------ Exercise input

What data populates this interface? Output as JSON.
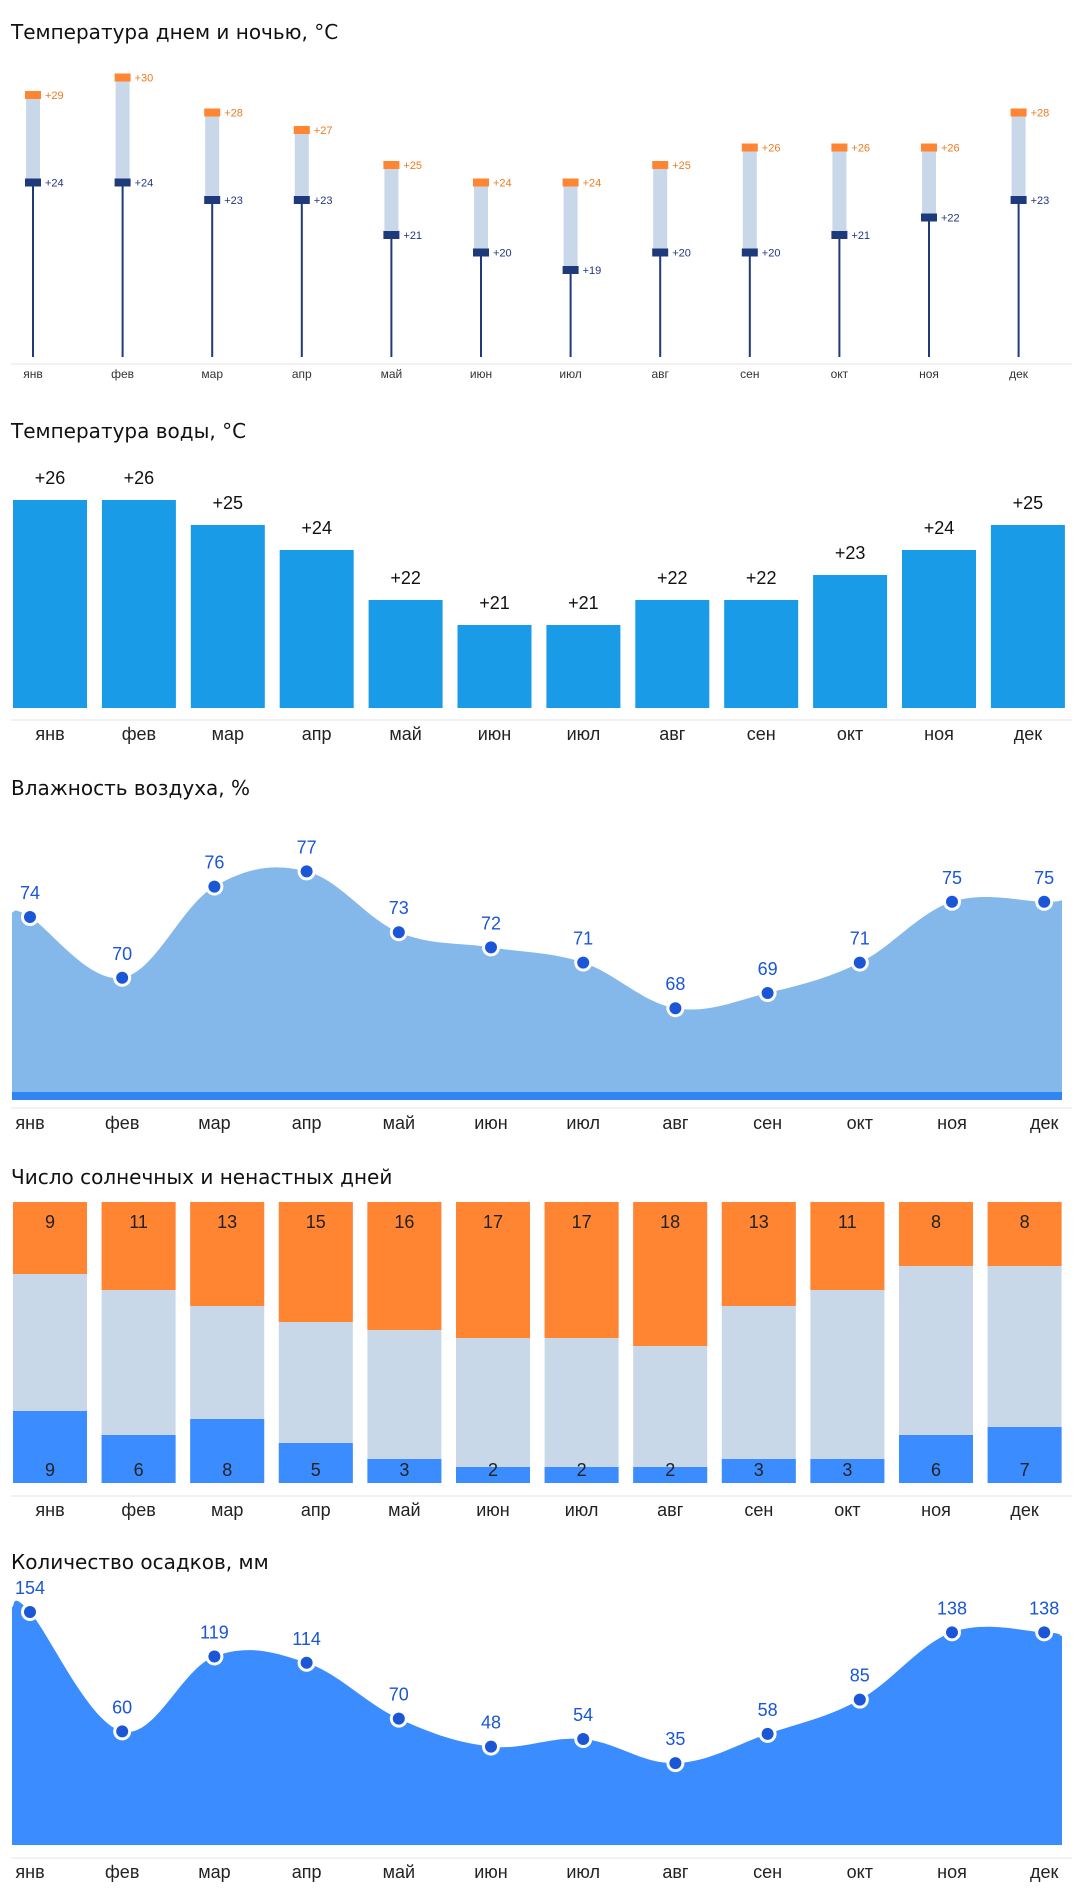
{
  "months": [
    "янв",
    "фев",
    "мар",
    "апр",
    "май",
    "июн",
    "июл",
    "авг",
    "сен",
    "окт",
    "ноя",
    "дек"
  ],
  "colors": {
    "orange": "#ff8533",
    "navy": "#1f3a7a",
    "pale": "#c8d8e8",
    "water": "#1a9be8",
    "humid": "#85b8ea",
    "humid_dark": "#2f86f0",
    "rain": "#3a8cff",
    "dot": "#1a56d6",
    "label_blue": "#1a56d6",
    "label_navy": "#23357f",
    "label_orange": "#f07a1e"
  },
  "sections": {
    "temp_title": "Температура днем и ночью, °С",
    "water_title": "Температура воды, °С",
    "humidity_title": "Влажность воздуха, %",
    "sunny_title": "Число солнечных и ненастных дней",
    "precip_title": "Количество осадков, мм"
  },
  "chart_data": [
    {
      "type": "bar",
      "id": "day-night-temp",
      "title": "Температура днем и ночью, °С",
      "categories": [
        "янв",
        "фев",
        "мар",
        "апр",
        "май",
        "июн",
        "июл",
        "авг",
        "сен",
        "окт",
        "ноя",
        "дек"
      ],
      "series": [
        {
          "name": "day",
          "values": [
            29,
            30,
            28,
            27,
            25,
            24,
            24,
            25,
            26,
            26,
            26,
            28
          ],
          "labels": [
            "+29",
            "+30",
            "+28",
            "+27",
            "+25",
            "+24",
            "+24",
            "+25",
            "+26",
            "+26",
            "+26",
            "+28"
          ]
        },
        {
          "name": "night",
          "values": [
            24,
            24,
            23,
            23,
            21,
            20,
            19,
            20,
            20,
            21,
            22,
            23
          ],
          "labels": [
            "+24",
            "+24",
            "+23",
            "+23",
            "+21",
            "+20",
            "+19",
            "+20",
            "+20",
            "+21",
            "+22",
            "+23"
          ]
        }
      ]
    },
    {
      "type": "bar",
      "id": "water-temp",
      "title": "Температура воды, °С",
      "categories": [
        "янв",
        "фев",
        "мар",
        "апр",
        "май",
        "июн",
        "июл",
        "авг",
        "сен",
        "окт",
        "ноя",
        "дек"
      ],
      "values": [
        26,
        26,
        25,
        24,
        22,
        21,
        21,
        22,
        22,
        23,
        24,
        25
      ],
      "labels": [
        "+26",
        "+26",
        "+25",
        "+24",
        "+22",
        "+21",
        "+21",
        "+22",
        "+22",
        "+23",
        "+24",
        "+25"
      ]
    },
    {
      "type": "area",
      "id": "humidity",
      "title": "Влажность воздуха, %",
      "categories": [
        "янв",
        "фев",
        "мар",
        "апр",
        "май",
        "июн",
        "июл",
        "авг",
        "сен",
        "окт",
        "ноя",
        "дек"
      ],
      "values": [
        74,
        70,
        76,
        77,
        73,
        72,
        71,
        68,
        69,
        71,
        75,
        75
      ]
    },
    {
      "type": "bar",
      "id": "sunny-days",
      "title": "Число солнечных и ненастных дней",
      "categories": [
        "янв",
        "фев",
        "мар",
        "апр",
        "май",
        "июн",
        "июл",
        "авг",
        "сен",
        "окт",
        "ноя",
        "дек"
      ],
      "series": [
        {
          "name": "sunny",
          "values": [
            9,
            11,
            13,
            15,
            16,
            17,
            17,
            18,
            13,
            11,
            8,
            8
          ]
        },
        {
          "name": "rainy",
          "values": [
            9,
            6,
            8,
            5,
            3,
            2,
            2,
            2,
            3,
            3,
            6,
            7
          ]
        }
      ]
    },
    {
      "type": "area",
      "id": "precipitation",
      "title": "Количество осадков, мм",
      "categories": [
        "янв",
        "фев",
        "мар",
        "апр",
        "май",
        "июн",
        "июл",
        "авг",
        "сен",
        "окт",
        "ноя",
        "дек"
      ],
      "values": [
        154,
        60,
        119,
        114,
        70,
        48,
        54,
        35,
        58,
        85,
        138,
        138
      ]
    }
  ]
}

------------

Every line in the data that holds "name" should be copied out.

• Output
          "name": "day",
          "name": "night",
          "name": "sunny",
          "name": "rainy",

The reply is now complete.